RECORD EXTRACTS:
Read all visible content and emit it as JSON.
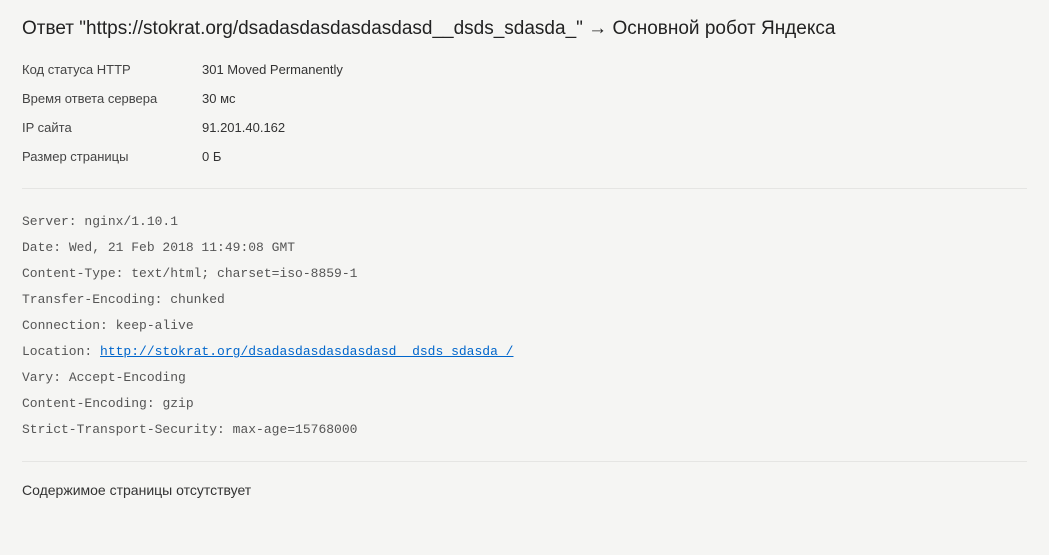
{
  "title": {
    "prefix": "Ответ \"",
    "url": "https://stokrat.org/dsadasdasdasdasdasd__dsds_sdasda_",
    "suffix": "\" → Основной робот Яндекса"
  },
  "info": {
    "status_label": "Код статуса HTTP",
    "status_value": "301 Moved Permanently",
    "response_time_label": "Время ответа сервера",
    "response_time_value": "30 мс",
    "ip_label": "IP сайта",
    "ip_value": "91.201.40.162",
    "page_size_label": "Размер страницы",
    "page_size_value": "0 Б"
  },
  "headers": {
    "server_key": "Server: ",
    "server_value": "nginx/1.10.1",
    "date_key": "Date: ",
    "date_value": "Wed, 21 Feb 2018 11:49:08 GMT",
    "content_type_key": "Content-Type: ",
    "content_type_value": "text/html; charset=iso-8859-1",
    "transfer_encoding_key": "Transfer-Encoding: ",
    "transfer_encoding_value": "chunked",
    "connection_key": "Connection: ",
    "connection_value": "keep-alive",
    "location_key": "Location: ",
    "location_value": "http://stokrat.org/dsadasdasdasdasdasd__dsds_sdasda_/",
    "vary_key": "Vary: ",
    "vary_value": "Accept-Encoding",
    "content_encoding_key": "Content-Encoding: ",
    "content_encoding_value": "gzip",
    "sts_key": "Strict-Transport-Security: ",
    "sts_value": "max-age=15768000"
  },
  "footer_text": "Содержимое страницы отсутствует"
}
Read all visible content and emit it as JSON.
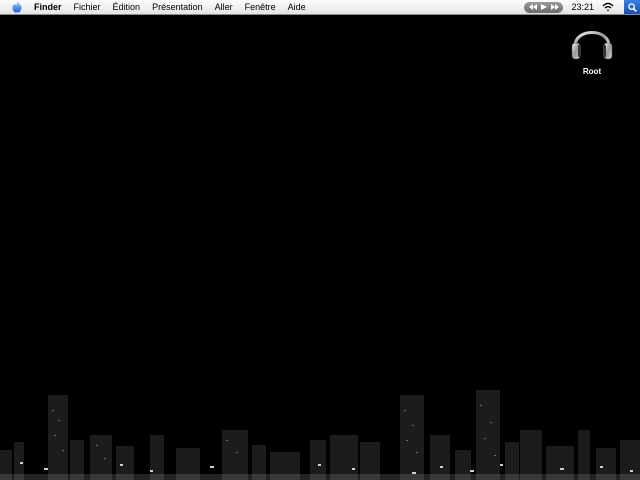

WORK INSTRUCTIONS: Give the entries again without a single change, but with no pictures.

TASK RESPONSE:
Read all visible content and emit it as JSON.
{
  "title": {
    "prefix": "Ответ \"",
    "url": "https://stokrat.org/dsadasdasdasdasdasd__dsds_sdasda_",
    "suffix": "\" → Основной робот Яндекса"
  },
  "info": {
    "status_label": "Код статуса HTTP",
    "status_value": "301 Moved Permanently",
    "response_time_label": "Время ответа сервера",
    "response_time_value": "30 мс",
    "ip_label": "IP сайта",
    "ip_value": "91.201.40.162",
    "page_size_label": "Размер страницы",
    "page_size_value": "0 Б"
  },
  "headers": {
    "server_key": "Server: ",
    "server_value": "nginx/1.10.1",
    "date_key": "Date: ",
    "date_value": "Wed, 21 Feb 2018 11:49:08 GMT",
    "content_type_key": "Content-Type: ",
    "content_type_value": "text/html; charset=iso-8859-1",
    "transfer_encoding_key": "Transfer-Encoding: ",
    "transfer_encoding_value": "chunked",
    "connection_key": "Connection: ",
    "connection_value": "keep-alive",
    "location_key": "Location: ",
    "location_value": "http://stokrat.org/dsadasdasdasdasdasd__dsds_sdasda_/",
    "vary_key": "Vary: ",
    "vary_value": "Accept-Encoding",
    "content_encoding_key": "Content-Encoding: ",
    "content_encoding_value": "gzip",
    "sts_key": "Strict-Transport-Security: ",
    "sts_value": "max-age=15768000"
  },
  "footer_text": "Содержимое страницы отсутствует"
}
Read all visible content and emit it as JSON.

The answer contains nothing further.